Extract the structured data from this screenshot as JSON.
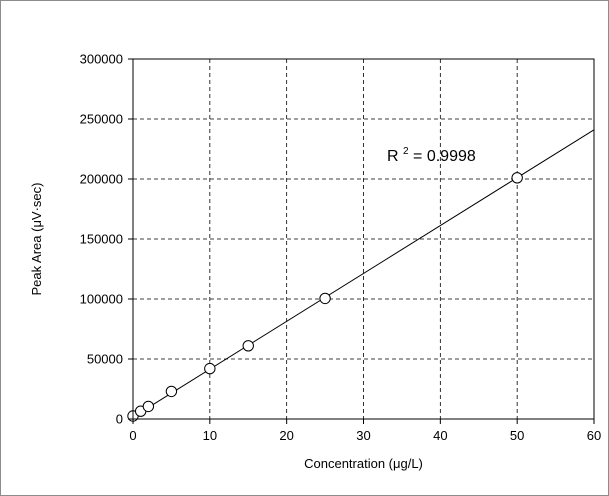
{
  "chart_data": {
    "type": "scatter",
    "title": "",
    "xlabel": "Concentration (μg/L)",
    "ylabel": "Peak Area (μV·sec)",
    "xlim": [
      0,
      60
    ],
    "ylim": [
      0,
      300000
    ],
    "x_ticks": [
      0,
      10,
      20,
      30,
      40,
      50,
      60
    ],
    "y_ticks": [
      0,
      50000,
      100000,
      150000,
      200000,
      250000,
      300000
    ],
    "grid": true,
    "grid_style": "dashed",
    "legend": "none",
    "marker": "open-circle",
    "series": [
      {
        "x": [
          0,
          1,
          2,
          5,
          10,
          15,
          25,
          50
        ],
        "y": [
          2500,
          6500,
          10500,
          23000,
          42000,
          61000,
          100500,
          201000
        ]
      }
    ],
    "trendline": {
      "type": "linear",
      "x_range": [
        0,
        60
      ],
      "y_at_x_min": 1600,
      "y_at_x_max": 241000
    },
    "annotation": {
      "base": "R",
      "superscript": "2",
      "value": " = 0.9998"
    }
  }
}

--

Request:
Leave out the pictures and return every record word for word.

Complete response:
Extract the structured data from this screenshot as JSON.
{
  "chart_data": {
    "type": "scatter",
    "title": "",
    "xlabel": "Concentration (μg/L)",
    "ylabel": "Peak Area (μV·sec)",
    "xlim": [
      0,
      60
    ],
    "ylim": [
      0,
      300000
    ],
    "x_ticks": [
      0,
      10,
      20,
      30,
      40,
      50,
      60
    ],
    "y_ticks": [
      0,
      50000,
      100000,
      150000,
      200000,
      250000,
      300000
    ],
    "grid": true,
    "grid_style": "dashed",
    "legend": "none",
    "marker": "open-circle",
    "series": [
      {
        "x": [
          0,
          1,
          2,
          5,
          10,
          15,
          25,
          50
        ],
        "y": [
          2500,
          6500,
          10500,
          23000,
          42000,
          61000,
          100500,
          201000
        ]
      }
    ],
    "trendline": {
      "type": "linear",
      "x_range": [
        0,
        60
      ],
      "y_at_x_min": 1600,
      "y_at_x_max": 241000
    },
    "annotation": {
      "base": "R",
      "superscript": "2",
      "value": " = 0.9998"
    }
  }
}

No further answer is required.